_Given instruction_. Retype every entry in its entirety, without alteration.

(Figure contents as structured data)
---*---

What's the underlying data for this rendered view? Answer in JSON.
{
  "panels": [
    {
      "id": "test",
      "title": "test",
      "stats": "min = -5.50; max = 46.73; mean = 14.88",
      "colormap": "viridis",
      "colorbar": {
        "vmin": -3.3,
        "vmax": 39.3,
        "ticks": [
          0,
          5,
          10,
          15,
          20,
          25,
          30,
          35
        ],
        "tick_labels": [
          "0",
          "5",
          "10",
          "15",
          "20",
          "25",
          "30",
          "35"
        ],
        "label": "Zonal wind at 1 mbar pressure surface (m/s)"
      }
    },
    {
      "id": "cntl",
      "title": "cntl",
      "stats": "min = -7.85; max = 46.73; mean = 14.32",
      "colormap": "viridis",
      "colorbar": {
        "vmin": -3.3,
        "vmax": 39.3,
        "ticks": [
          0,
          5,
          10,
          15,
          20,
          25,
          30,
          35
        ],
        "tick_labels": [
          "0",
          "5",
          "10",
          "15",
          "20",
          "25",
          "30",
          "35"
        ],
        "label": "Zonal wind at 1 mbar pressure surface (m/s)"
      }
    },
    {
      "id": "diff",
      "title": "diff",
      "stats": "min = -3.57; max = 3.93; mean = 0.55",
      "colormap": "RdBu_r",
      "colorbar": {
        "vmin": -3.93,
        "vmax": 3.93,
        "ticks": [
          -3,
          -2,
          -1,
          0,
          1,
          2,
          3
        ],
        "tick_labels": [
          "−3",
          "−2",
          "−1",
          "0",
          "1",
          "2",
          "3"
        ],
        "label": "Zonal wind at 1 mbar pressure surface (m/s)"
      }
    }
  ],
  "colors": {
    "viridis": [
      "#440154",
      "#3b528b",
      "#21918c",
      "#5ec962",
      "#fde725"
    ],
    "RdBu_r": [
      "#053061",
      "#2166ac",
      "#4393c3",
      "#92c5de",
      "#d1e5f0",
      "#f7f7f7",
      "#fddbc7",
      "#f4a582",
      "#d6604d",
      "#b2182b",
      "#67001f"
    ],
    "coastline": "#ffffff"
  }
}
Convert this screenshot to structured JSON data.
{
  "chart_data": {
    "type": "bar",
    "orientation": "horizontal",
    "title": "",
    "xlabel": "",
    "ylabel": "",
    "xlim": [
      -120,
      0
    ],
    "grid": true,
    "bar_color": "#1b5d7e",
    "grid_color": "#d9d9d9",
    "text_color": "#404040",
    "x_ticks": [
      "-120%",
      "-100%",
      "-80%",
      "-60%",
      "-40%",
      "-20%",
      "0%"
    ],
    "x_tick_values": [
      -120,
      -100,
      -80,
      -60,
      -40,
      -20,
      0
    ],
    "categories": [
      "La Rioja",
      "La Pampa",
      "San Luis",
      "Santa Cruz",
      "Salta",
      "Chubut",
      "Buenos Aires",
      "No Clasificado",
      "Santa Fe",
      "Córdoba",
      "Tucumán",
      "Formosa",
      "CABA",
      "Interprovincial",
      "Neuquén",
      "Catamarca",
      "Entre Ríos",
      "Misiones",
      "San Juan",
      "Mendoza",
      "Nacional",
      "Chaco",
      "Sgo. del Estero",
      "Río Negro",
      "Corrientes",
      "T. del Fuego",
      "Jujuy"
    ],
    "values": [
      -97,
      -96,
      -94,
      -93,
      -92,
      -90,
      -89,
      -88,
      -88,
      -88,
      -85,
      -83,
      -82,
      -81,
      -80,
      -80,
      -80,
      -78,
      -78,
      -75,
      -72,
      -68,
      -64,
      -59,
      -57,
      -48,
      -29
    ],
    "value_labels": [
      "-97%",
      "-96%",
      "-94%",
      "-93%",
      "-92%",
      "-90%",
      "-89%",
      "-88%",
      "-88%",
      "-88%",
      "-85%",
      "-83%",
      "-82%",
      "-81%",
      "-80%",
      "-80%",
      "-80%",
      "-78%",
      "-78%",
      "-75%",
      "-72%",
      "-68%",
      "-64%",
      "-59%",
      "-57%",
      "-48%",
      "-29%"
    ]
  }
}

---*---

_Result for this task_.
What's the underlying data for this rendered view? Answer in JSON.
{
  "panels": [
    {
      "id": "test",
      "title": "test",
      "stats": "min = -5.50; max = 46.73; mean = 14.88",
      "colormap": "viridis",
      "colorbar": {
        "vmin": -3.3,
        "vmax": 39.3,
        "ticks": [
          0,
          5,
          10,
          15,
          20,
          25,
          30,
          35
        ],
        "tick_labels": [
          "0",
          "5",
          "10",
          "15",
          "20",
          "25",
          "30",
          "35"
        ],
        "label": "Zonal wind at 1 mbar pressure surface (m/s)"
      }
    },
    {
      "id": "cntl",
      "title": "cntl",
      "stats": "min = -7.85; max = 46.73; mean = 14.32",
      "colormap": "viridis",
      "colorbar": {
        "vmin": -3.3,
        "vmax": 39.3,
        "ticks": [
          0,
          5,
          10,
          15,
          20,
          25,
          30,
          35
        ],
        "tick_labels": [
          "0",
          "5",
          "10",
          "15",
          "20",
          "25",
          "30",
          "35"
        ],
        "label": "Zonal wind at 1 mbar pressure surface (m/s)"
      }
    },
    {
      "id": "diff",
      "title": "diff",
      "stats": "min = -3.57; max = 3.93; mean = 0.55",
      "colormap": "RdBu_r",
      "colorbar": {
        "vmin": -3.93,
        "vmax": 3.93,
        "ticks": [
          -3,
          -2,
          -1,
          0,
          1,
          2,
          3
        ],
        "tick_labels": [
          "−3",
          "−2",
          "−1",
          "0",
          "1",
          "2",
          "3"
        ],
        "label": "Zonal wind at 1 mbar pressure surface (m/s)"
      }
    }
  ],
  "colors": {
    "viridis": [
      "#440154",
      "#3b528b",
      "#21918c",
      "#5ec962",
      "#fde725"
    ],
    "RdBu_r": [
      "#053061",
      "#2166ac",
      "#4393c3",
      "#92c5de",
      "#d1e5f0",
      "#f7f7f7",
      "#fddbc7",
      "#f4a582",
      "#d6604d",
      "#b2182b",
      "#67001f"
    ],
    "coastline": "#ffffff"
  }
}
Convert this screenshot to structured JSON data.
{
  "chart_data": {
    "type": "bar",
    "orientation": "horizontal",
    "title": "",
    "xlabel": "",
    "ylabel": "",
    "xlim": [
      -120,
      0
    ],
    "grid": true,
    "bar_color": "#1b5d7e",
    "grid_color": "#d9d9d9",
    "text_color": "#404040",
    "x_ticks": [
      "-120%",
      "-100%",
      "-80%",
      "-60%",
      "-40%",
      "-20%",
      "0%"
    ],
    "x_tick_values": [
      -120,
      -100,
      -80,
      -60,
      -40,
      -20,
      0
    ],
    "categories": [
      "La Rioja",
      "La Pampa",
      "San Luis",
      "Santa Cruz",
      "Salta",
      "Chubut",
      "Buenos Aires",
      "No Clasificado",
      "Santa Fe",
      "Córdoba",
      "Tucumán",
      "Formosa",
      "CABA",
      "Interprovincial",
      "Neuquén",
      "Catamarca",
      "Entre Ríos",
      "Misiones",
      "San Juan",
      "Mendoza",
      "Nacional",
      "Chaco",
      "Sgo. del Estero",
      "Río Negro",
      "Corrientes",
      "T. del Fuego",
      "Jujuy"
    ],
    "values": [
      -97,
      -96,
      -94,
      -93,
      -92,
      -90,
      -89,
      -88,
      -88,
      -88,
      -85,
      -83,
      -82,
      -81,
      -80,
      -80,
      -80,
      -78,
      -78,
      -75,
      -72,
      -68,
      -64,
      -59,
      -57,
      -48,
      -29
    ],
    "value_labels": [
      "-97%",
      "-96%",
      "-94%",
      "-93%",
      "-92%",
      "-90%",
      "-89%",
      "-88%",
      "-88%",
      "-88%",
      "-85%",
      "-83%",
      "-82%",
      "-81%",
      "-80%",
      "-80%",
      "-80%",
      "-78%",
      "-78%",
      "-75%",
      "-72%",
      "-68%",
      "-64%",
      "-59%",
      "-57%",
      "-48%",
      "-29%"
    ]
  }
}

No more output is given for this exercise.